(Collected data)
_ _ _

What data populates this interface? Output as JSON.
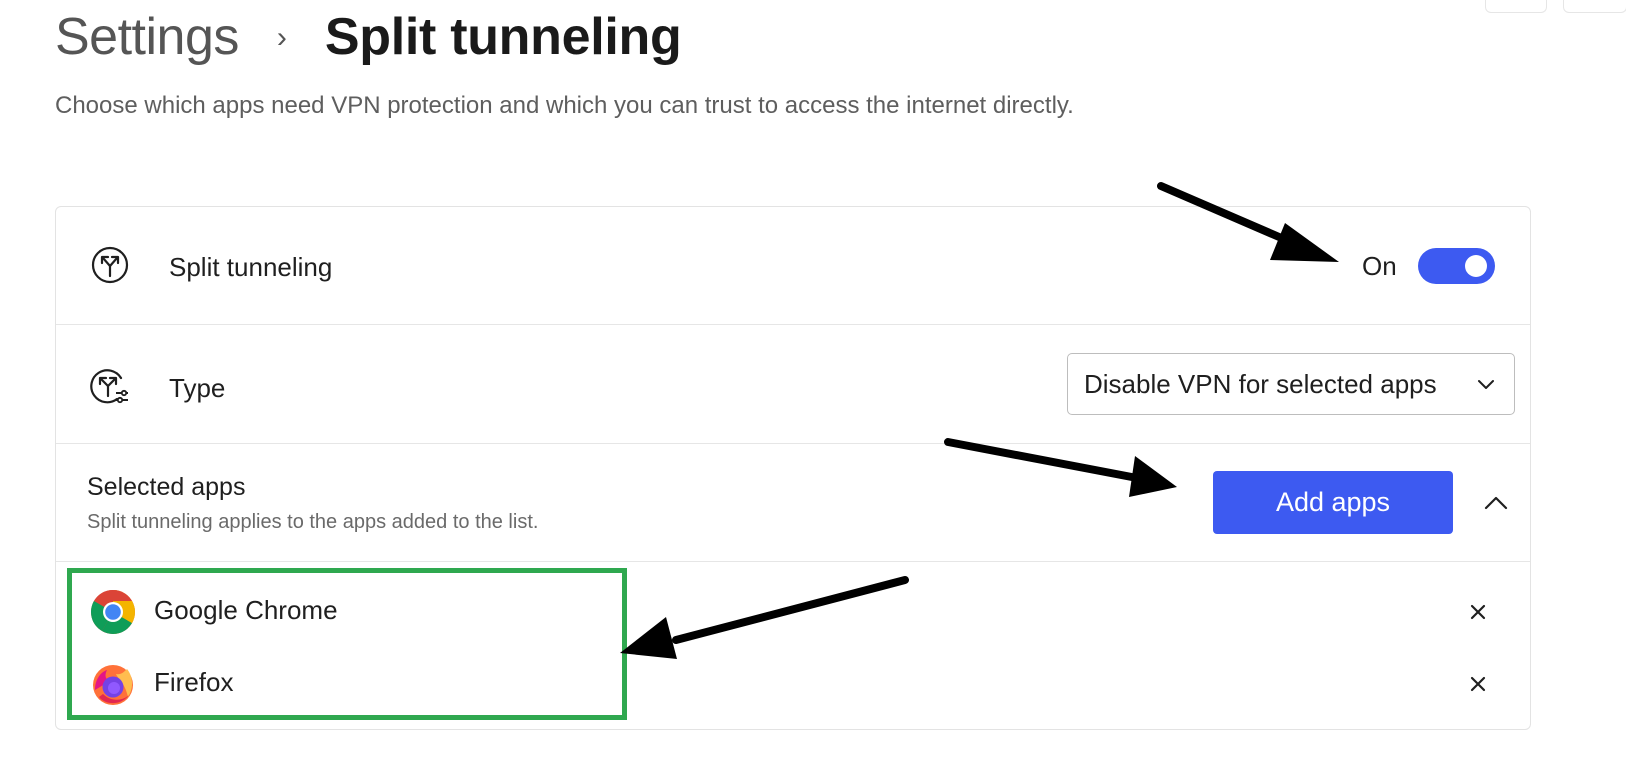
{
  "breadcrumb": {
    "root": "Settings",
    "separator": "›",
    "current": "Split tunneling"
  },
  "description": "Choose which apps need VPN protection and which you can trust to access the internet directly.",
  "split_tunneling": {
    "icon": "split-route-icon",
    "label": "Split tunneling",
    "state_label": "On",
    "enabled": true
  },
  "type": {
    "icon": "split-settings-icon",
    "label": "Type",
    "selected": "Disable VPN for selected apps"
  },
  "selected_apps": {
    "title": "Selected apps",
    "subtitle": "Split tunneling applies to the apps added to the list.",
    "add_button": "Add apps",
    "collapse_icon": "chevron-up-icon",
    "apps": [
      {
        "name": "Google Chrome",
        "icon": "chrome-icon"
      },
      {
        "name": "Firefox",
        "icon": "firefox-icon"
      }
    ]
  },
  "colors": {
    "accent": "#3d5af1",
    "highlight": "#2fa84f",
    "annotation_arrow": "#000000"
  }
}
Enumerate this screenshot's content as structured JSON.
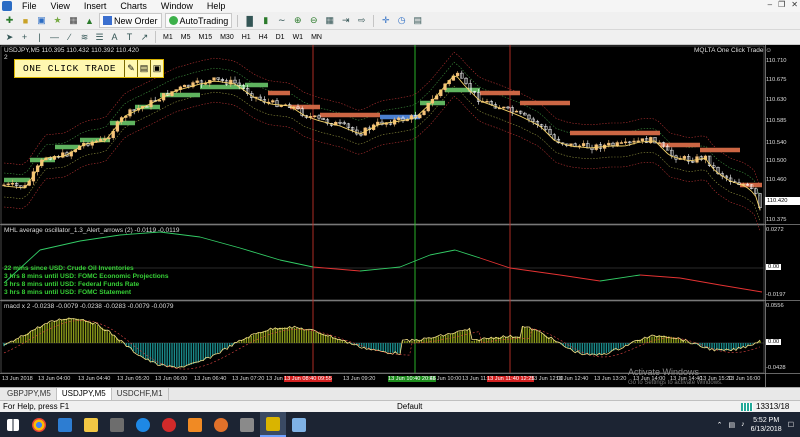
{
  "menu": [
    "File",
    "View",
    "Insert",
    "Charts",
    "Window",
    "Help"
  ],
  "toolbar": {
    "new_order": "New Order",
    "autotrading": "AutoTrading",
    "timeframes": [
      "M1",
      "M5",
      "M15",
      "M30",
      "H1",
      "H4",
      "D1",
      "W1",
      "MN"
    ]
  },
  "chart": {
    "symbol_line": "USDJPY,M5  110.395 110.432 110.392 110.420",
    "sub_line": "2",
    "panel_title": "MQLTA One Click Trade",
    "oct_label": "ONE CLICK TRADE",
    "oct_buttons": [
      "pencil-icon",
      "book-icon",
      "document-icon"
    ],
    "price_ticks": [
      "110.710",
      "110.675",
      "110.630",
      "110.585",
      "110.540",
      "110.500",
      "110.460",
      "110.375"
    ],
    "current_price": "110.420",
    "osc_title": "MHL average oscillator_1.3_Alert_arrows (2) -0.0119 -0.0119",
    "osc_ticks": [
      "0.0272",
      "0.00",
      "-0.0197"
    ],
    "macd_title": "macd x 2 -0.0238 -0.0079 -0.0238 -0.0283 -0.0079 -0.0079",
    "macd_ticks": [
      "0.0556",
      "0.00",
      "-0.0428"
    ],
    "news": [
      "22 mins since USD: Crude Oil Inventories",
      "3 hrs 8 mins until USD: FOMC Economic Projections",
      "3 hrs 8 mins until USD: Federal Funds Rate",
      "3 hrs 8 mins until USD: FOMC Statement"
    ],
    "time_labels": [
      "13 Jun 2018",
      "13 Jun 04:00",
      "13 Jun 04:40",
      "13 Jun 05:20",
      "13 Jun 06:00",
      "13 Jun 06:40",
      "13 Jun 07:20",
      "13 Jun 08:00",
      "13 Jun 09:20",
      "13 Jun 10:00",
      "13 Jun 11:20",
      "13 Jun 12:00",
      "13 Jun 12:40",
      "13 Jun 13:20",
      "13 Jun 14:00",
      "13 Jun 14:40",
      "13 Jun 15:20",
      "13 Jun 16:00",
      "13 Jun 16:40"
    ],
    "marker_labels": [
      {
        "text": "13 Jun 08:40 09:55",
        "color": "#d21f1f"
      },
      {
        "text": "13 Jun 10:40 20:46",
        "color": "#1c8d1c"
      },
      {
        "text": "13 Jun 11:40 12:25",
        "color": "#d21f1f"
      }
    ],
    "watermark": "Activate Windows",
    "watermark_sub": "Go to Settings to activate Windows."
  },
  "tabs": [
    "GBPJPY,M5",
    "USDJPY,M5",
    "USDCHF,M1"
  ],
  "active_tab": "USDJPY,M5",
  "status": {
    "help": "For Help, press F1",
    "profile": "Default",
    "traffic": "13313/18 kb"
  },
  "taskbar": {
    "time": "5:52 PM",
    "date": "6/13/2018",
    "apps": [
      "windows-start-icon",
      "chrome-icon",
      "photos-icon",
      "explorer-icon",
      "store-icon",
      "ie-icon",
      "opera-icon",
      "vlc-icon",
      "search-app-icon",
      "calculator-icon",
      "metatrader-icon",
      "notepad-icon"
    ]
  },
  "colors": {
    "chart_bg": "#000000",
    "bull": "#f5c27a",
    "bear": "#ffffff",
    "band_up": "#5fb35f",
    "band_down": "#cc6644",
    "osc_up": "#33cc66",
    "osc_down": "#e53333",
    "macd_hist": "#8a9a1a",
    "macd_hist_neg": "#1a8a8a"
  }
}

_ _ _

Work to do :: Go back to the records above and write them out exactly, without the pictures.

Exercise solution ::
What data populates this interface? Output as JSON.
{
  "breadcrumb": {
    "root": "Settings",
    "separator": "›",
    "current": "Split tunneling"
  },
  "description": "Choose which apps need VPN protection and which you can trust to access the internet directly.",
  "split_tunneling": {
    "icon": "split-route-icon",
    "label": "Split tunneling",
    "state_label": "On",
    "enabled": true
  },
  "type": {
    "icon": "split-settings-icon",
    "label": "Type",
    "selected": "Disable VPN for selected apps"
  },
  "selected_apps": {
    "title": "Selected apps",
    "subtitle": "Split tunneling applies to the apps added to the list.",
    "add_button": "Add apps",
    "collapse_icon": "chevron-up-icon",
    "apps": [
      {
        "name": "Google Chrome",
        "icon": "chrome-icon"
      },
      {
        "name": "Firefox",
        "icon": "firefox-icon"
      }
    ]
  },
  "colors": {
    "accent": "#3d5af1",
    "highlight": "#2fa84f",
    "annotation_arrow": "#000000"
  }
}
Enumerate this screenshot's content as structured JSON.
{
  "menu": [
    "File",
    "View",
    "Insert",
    "Charts",
    "Window",
    "Help"
  ],
  "toolbar": {
    "new_order": "New Order",
    "autotrading": "AutoTrading",
    "timeframes": [
      "M1",
      "M5",
      "M15",
      "M30",
      "H1",
      "H4",
      "D1",
      "W1",
      "MN"
    ]
  },
  "chart": {
    "symbol_line": "USDJPY,M5  110.395 110.432 110.392 110.420",
    "sub_line": "2",
    "panel_title": "MQLTA One Click Trade",
    "oct_label": "ONE CLICK TRADE",
    "oct_buttons": [
      "pencil-icon",
      "book-icon",
      "document-icon"
    ],
    "price_ticks": [
      "110.710",
      "110.675",
      "110.630",
      "110.585",
      "110.540",
      "110.500",
      "110.460",
      "110.375"
    ],
    "current_price": "110.420",
    "osc_title": "MHL average oscillator_1.3_Alert_arrows (2) -0.0119 -0.0119",
    "osc_ticks": [
      "0.0272",
      "0.00",
      "-0.0197"
    ],
    "macd_title": "macd x 2 -0.0238 -0.0079 -0.0238 -0.0283 -0.0079 -0.0079",
    "macd_ticks": [
      "0.0556",
      "0.00",
      "-0.0428"
    ],
    "news": [
      "22 mins since USD: Crude Oil Inventories",
      "3 hrs 8 mins until USD: FOMC Economic Projections",
      "3 hrs 8 mins until USD: Federal Funds Rate",
      "3 hrs 8 mins until USD: FOMC Statement"
    ],
    "time_labels": [
      "13 Jun 2018",
      "13 Jun 04:00",
      "13 Jun 04:40",
      "13 Jun 05:20",
      "13 Jun 06:00",
      "13 Jun 06:40",
      "13 Jun 07:20",
      "13 Jun 08:00",
      "13 Jun 09:20",
      "13 Jun 10:00",
      "13 Jun 11:20",
      "13 Jun 12:00",
      "13 Jun 12:40",
      "13 Jun 13:20",
      "13 Jun 14:00",
      "13 Jun 14:40",
      "13 Jun 15:20",
      "13 Jun 16:00",
      "13 Jun 16:40"
    ],
    "marker_labels": [
      {
        "text": "13 Jun 08:40 09:55",
        "color": "#d21f1f"
      },
      {
        "text": "13 Jun 10:40 20:46",
        "color": "#1c8d1c"
      },
      {
        "text": "13 Jun 11:40 12:25",
        "color": "#d21f1f"
      }
    ],
    "watermark": "Activate Windows",
    "watermark_sub": "Go to Settings to activate Windows."
  },
  "tabs": [
    "GBPJPY,M5",
    "USDJPY,M5",
    "USDCHF,M1"
  ],
  "active_tab": "USDJPY,M5",
  "status": {
    "help": "For Help, press F1",
    "profile": "Default",
    "traffic": "13313/18 kb"
  },
  "taskbar": {
    "time": "5:52 PM",
    "date": "6/13/2018",
    "apps": [
      "windows-start-icon",
      "chrome-icon",
      "photos-icon",
      "explorer-icon",
      "store-icon",
      "ie-icon",
      "opera-icon",
      "vlc-icon",
      "search-app-icon",
      "calculator-icon",
      "metatrader-icon",
      "notepad-icon"
    ]
  },
  "colors": {
    "chart_bg": "#000000",
    "bull": "#f5c27a",
    "bear": "#ffffff",
    "band_up": "#5fb35f",
    "band_down": "#cc6644",
    "osc_up": "#33cc66",
    "osc_down": "#e53333",
    "macd_hist": "#8a9a1a",
    "macd_hist_neg": "#1a8a8a"
  }
}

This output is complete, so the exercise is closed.